Collected data:
________

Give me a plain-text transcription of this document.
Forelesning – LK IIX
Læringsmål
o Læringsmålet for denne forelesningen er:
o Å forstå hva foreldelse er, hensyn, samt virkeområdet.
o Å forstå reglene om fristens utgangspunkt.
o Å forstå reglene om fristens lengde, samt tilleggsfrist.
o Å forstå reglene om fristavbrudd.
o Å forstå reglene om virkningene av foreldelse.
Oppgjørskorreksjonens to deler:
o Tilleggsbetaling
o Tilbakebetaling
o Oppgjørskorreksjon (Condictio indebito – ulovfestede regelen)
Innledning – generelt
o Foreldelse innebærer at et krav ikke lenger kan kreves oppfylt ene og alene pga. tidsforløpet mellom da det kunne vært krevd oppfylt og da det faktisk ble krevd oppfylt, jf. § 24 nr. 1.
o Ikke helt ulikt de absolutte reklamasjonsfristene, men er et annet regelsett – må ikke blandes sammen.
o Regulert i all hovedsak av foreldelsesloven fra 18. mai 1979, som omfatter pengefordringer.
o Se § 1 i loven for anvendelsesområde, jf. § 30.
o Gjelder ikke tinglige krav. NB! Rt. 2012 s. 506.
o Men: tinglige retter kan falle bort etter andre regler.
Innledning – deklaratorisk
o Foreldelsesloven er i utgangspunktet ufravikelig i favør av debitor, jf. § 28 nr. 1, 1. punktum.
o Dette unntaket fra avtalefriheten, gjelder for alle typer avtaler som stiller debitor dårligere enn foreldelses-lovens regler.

________

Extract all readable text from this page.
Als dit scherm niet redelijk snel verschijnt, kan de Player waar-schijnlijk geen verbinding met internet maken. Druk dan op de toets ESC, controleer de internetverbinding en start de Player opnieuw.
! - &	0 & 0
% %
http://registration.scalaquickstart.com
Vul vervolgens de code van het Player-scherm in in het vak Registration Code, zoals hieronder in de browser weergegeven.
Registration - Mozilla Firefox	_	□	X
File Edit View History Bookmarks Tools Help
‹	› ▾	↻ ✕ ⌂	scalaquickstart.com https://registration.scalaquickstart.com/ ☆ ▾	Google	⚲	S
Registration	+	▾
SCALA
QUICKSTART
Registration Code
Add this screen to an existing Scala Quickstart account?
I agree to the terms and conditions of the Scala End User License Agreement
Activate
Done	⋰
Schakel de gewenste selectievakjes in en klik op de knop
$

________

> Exercise aim
Filter the entries down to the lines containing "Innledning". Copy each of those lines.

> Worked answer
Innledning – generelt
Innledning – deklaratorisk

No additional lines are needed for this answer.